YOUR INSTRUCTIONS =>
Lines holding the string "moments" are the ones to copy; find them all in the data.

LISTED ENTRIES =>

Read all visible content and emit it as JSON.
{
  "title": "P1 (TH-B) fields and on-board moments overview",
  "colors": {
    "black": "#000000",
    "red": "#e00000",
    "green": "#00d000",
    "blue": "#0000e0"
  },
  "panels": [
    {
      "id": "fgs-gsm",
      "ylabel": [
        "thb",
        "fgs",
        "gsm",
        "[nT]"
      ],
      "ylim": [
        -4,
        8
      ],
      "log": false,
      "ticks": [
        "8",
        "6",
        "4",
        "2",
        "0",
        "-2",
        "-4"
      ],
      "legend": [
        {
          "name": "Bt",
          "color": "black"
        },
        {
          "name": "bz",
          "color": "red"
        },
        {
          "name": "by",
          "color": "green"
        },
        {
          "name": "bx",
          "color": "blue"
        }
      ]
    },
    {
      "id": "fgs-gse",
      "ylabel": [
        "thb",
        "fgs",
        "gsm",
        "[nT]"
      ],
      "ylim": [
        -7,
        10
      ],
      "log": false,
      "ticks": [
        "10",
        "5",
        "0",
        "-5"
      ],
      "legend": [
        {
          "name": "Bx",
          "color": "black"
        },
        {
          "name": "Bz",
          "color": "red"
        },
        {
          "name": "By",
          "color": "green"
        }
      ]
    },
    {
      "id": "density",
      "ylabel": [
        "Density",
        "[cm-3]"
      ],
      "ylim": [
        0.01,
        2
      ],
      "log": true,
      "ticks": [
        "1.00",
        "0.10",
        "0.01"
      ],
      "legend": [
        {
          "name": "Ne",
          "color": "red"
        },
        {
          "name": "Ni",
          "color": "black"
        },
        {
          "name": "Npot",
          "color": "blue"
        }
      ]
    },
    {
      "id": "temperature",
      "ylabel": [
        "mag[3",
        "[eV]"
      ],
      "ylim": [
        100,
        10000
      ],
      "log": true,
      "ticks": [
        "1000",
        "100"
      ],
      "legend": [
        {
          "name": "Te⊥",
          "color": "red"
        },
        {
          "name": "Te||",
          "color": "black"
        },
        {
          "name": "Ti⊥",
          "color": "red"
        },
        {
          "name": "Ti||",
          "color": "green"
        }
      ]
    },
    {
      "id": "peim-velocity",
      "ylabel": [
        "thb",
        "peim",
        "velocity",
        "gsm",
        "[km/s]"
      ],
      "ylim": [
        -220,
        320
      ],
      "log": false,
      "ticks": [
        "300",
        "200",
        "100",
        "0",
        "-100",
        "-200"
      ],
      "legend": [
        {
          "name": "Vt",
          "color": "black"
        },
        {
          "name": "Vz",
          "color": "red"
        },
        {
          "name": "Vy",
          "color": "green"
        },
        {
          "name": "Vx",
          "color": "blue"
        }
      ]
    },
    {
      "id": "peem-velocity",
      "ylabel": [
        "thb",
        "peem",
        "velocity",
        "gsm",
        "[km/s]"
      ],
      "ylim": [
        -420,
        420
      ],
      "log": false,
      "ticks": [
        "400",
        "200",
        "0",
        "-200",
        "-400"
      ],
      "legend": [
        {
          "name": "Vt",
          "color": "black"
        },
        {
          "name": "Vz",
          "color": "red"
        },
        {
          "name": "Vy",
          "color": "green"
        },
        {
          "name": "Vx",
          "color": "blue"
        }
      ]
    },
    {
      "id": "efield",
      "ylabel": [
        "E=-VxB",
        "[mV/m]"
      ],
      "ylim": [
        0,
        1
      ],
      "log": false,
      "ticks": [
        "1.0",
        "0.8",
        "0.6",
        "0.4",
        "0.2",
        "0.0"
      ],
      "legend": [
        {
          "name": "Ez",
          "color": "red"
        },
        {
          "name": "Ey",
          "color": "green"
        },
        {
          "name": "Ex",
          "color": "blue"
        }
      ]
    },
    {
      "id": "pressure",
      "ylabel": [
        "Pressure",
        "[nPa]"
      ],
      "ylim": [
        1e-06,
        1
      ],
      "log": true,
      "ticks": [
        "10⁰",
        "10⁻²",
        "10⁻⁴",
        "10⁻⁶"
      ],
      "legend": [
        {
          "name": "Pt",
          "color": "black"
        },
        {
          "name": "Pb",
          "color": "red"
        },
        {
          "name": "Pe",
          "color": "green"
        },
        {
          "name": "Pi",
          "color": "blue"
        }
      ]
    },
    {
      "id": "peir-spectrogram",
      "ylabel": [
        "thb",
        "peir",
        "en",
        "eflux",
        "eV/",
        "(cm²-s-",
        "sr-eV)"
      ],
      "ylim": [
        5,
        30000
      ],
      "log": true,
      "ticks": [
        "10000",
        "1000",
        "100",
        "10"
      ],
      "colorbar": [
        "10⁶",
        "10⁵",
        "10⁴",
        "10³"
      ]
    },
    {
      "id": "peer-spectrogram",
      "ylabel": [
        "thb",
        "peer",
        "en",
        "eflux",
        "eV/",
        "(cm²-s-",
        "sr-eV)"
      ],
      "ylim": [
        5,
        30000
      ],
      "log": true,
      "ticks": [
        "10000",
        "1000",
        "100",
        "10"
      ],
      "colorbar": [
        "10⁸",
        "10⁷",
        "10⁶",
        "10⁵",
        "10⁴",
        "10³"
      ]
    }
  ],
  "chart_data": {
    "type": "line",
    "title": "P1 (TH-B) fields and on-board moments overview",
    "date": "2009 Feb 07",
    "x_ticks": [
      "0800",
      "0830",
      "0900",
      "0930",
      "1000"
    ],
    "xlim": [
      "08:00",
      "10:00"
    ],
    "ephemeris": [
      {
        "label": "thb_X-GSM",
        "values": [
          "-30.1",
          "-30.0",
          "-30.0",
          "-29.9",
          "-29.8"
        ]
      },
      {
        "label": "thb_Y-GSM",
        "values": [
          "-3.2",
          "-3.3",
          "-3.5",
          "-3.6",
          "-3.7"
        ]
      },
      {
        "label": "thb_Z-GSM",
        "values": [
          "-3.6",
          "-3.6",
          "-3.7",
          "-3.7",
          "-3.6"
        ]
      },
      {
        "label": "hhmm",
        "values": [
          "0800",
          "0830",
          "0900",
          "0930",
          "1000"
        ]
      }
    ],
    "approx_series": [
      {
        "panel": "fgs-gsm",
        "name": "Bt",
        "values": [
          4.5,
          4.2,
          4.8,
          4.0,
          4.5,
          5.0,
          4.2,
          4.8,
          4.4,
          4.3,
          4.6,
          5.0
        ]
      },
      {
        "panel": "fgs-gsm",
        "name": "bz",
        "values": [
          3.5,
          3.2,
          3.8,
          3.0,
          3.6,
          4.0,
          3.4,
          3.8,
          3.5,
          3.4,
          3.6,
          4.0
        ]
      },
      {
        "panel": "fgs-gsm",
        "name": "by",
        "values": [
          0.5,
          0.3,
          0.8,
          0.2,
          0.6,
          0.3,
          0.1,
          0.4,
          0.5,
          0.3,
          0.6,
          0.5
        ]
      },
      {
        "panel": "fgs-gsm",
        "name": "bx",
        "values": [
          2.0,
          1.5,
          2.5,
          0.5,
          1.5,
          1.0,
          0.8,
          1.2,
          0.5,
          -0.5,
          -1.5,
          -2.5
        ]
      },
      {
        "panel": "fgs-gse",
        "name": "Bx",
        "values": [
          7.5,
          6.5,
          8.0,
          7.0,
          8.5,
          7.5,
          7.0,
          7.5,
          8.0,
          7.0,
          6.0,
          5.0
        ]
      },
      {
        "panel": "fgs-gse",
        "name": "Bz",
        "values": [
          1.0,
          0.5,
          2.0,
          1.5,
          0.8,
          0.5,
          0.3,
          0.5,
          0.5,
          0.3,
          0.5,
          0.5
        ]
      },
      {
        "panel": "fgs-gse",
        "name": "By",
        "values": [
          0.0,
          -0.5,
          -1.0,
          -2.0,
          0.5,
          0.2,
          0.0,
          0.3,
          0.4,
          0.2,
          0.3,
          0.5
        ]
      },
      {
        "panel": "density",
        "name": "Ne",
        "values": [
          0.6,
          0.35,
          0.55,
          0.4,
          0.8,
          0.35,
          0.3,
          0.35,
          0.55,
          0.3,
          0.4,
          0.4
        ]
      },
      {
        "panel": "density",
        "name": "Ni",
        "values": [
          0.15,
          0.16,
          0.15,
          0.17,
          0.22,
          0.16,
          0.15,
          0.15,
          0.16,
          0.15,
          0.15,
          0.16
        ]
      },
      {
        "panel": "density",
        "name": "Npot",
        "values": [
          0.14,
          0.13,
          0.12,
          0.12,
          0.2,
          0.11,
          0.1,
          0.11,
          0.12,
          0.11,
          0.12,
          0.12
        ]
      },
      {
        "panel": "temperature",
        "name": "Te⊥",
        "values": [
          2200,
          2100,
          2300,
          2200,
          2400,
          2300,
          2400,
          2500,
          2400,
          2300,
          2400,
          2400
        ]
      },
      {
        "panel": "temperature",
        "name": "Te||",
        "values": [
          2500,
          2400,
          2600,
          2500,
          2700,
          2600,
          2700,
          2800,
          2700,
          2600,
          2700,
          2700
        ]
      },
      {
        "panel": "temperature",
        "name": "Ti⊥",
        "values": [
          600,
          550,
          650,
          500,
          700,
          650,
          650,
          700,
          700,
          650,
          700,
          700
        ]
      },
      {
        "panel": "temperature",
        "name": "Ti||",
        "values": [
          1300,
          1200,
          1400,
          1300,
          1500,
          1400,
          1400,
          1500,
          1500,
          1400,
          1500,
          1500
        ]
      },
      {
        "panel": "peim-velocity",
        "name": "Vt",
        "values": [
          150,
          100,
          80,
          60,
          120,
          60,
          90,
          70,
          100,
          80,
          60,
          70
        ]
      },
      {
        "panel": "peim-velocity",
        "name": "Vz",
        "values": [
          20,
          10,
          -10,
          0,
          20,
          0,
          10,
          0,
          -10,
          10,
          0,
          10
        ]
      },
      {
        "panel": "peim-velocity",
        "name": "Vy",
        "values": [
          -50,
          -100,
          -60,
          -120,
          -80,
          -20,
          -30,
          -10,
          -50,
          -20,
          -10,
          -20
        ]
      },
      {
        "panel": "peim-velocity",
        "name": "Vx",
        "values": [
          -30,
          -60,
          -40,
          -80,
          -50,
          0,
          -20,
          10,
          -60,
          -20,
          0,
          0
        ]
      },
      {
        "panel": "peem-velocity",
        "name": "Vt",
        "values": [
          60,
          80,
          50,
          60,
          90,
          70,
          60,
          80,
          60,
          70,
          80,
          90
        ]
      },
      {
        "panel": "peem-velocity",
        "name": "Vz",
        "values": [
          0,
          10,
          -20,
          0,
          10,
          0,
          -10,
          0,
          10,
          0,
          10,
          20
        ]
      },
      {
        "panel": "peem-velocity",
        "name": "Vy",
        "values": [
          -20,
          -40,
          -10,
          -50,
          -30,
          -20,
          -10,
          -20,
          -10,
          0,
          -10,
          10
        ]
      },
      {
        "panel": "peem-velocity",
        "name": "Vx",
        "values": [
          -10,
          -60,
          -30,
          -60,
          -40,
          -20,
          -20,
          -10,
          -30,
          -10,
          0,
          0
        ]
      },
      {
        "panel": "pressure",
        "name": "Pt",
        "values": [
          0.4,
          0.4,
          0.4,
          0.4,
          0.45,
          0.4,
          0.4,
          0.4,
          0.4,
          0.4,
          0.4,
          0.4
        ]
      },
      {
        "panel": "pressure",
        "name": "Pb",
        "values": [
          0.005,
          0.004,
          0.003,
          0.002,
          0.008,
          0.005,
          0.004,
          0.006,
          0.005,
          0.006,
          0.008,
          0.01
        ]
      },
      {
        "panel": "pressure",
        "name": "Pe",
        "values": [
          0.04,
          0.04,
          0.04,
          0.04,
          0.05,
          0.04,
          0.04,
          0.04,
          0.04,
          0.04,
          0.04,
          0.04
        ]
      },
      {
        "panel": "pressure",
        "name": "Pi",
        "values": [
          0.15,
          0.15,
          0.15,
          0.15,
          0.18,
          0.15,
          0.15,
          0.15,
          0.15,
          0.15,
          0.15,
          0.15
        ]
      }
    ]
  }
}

OUTPUT BELOW =>
  "title": "P1 (TH-B) fields and on-board moments overview",
    "title": "P1 (TH-B) fields and on-board moments overview",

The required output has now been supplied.